| What you are asked to do |
Pick out every line that holds the string "screenshot" and copy it.

| Material provided |
════════

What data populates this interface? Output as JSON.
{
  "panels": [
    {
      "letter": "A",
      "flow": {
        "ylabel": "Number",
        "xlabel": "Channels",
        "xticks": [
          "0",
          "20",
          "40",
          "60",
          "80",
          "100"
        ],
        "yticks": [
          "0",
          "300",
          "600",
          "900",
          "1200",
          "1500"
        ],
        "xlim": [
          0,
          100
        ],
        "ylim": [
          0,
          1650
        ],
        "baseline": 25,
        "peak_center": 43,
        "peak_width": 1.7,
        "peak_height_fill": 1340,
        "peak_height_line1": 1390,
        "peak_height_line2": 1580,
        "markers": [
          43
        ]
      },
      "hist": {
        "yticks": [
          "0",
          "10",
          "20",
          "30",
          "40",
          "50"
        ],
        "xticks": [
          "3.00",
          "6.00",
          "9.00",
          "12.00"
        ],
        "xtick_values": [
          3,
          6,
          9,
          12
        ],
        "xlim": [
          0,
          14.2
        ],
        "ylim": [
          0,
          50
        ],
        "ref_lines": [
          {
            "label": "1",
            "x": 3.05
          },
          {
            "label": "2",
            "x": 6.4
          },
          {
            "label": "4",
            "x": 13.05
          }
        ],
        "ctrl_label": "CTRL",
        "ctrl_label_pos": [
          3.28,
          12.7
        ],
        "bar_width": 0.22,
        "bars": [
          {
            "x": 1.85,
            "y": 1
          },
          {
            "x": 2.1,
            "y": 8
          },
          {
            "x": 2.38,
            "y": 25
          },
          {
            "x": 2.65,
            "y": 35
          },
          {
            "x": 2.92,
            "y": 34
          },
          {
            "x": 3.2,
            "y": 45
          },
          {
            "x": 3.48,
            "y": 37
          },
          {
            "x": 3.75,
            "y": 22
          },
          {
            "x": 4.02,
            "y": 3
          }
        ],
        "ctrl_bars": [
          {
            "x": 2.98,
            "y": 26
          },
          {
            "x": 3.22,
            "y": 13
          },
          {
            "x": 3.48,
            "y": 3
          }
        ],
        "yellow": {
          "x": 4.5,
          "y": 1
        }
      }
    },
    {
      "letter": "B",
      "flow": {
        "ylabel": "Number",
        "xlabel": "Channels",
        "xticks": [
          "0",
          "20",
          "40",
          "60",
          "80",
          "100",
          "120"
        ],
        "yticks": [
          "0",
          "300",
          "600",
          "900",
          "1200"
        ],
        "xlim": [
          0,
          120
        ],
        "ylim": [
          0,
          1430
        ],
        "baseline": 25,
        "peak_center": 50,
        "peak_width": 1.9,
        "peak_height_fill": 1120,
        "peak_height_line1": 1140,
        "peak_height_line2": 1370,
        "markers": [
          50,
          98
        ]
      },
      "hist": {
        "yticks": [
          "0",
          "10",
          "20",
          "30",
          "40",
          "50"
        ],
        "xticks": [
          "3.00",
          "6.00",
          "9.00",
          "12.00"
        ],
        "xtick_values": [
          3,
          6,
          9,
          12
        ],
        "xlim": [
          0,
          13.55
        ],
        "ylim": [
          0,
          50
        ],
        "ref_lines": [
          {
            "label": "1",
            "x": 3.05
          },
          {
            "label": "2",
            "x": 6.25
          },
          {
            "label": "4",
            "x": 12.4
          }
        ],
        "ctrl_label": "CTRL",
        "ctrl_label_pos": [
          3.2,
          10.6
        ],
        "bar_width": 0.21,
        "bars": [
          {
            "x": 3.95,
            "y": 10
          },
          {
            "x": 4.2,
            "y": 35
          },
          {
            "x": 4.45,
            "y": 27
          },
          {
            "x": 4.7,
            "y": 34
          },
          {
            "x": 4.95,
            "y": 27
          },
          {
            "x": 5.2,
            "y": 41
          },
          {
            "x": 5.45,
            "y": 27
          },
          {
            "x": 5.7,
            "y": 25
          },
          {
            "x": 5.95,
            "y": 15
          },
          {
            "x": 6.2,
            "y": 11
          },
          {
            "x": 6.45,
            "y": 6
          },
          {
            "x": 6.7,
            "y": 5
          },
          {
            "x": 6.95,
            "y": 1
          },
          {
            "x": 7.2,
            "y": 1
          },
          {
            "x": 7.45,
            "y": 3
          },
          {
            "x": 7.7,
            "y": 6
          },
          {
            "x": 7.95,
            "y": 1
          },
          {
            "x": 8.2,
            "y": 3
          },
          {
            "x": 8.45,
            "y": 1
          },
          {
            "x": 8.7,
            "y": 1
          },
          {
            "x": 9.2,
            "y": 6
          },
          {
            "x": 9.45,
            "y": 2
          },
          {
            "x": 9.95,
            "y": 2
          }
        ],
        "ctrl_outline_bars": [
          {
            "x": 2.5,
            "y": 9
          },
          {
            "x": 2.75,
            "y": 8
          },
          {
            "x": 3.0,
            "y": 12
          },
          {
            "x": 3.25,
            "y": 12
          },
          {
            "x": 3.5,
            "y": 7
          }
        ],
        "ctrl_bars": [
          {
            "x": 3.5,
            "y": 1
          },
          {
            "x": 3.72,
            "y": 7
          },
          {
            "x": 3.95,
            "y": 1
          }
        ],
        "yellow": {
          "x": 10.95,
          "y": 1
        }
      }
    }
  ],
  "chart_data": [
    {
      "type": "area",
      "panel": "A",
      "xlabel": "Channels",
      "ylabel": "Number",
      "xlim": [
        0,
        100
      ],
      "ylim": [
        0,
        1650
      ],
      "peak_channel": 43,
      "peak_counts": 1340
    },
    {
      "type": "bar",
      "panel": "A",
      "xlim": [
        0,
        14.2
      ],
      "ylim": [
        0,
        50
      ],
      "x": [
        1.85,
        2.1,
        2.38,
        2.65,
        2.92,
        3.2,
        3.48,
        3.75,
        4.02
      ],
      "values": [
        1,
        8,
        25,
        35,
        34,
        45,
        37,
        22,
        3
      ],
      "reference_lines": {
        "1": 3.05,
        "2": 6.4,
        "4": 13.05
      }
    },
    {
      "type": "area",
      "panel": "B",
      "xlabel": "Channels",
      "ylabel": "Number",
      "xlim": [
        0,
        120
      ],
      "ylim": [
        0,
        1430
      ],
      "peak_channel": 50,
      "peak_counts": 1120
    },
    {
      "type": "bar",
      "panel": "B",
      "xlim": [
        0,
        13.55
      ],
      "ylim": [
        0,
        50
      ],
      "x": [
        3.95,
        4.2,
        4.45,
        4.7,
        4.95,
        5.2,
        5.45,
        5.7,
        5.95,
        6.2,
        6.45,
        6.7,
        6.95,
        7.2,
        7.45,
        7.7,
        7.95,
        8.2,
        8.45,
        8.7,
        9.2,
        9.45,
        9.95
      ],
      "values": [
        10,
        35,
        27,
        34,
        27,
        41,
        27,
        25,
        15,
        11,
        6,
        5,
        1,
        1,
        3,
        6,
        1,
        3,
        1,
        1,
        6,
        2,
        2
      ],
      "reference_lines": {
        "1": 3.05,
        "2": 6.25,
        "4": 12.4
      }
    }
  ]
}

════════

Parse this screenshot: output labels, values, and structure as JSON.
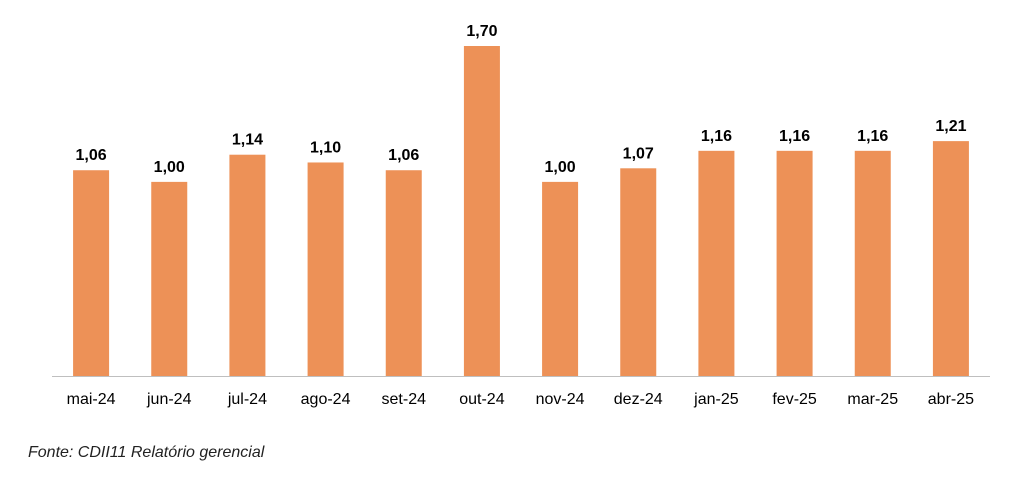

════════

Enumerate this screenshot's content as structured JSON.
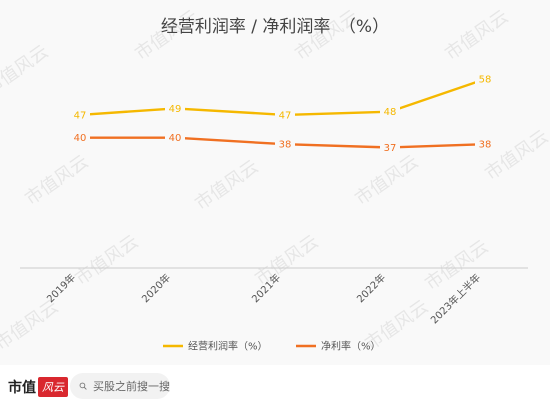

════════

| Answer to this problem |
Parse this screenshot: output labels, values, and structure as JSON.
Enumerate this screenshot's content as structured JSON.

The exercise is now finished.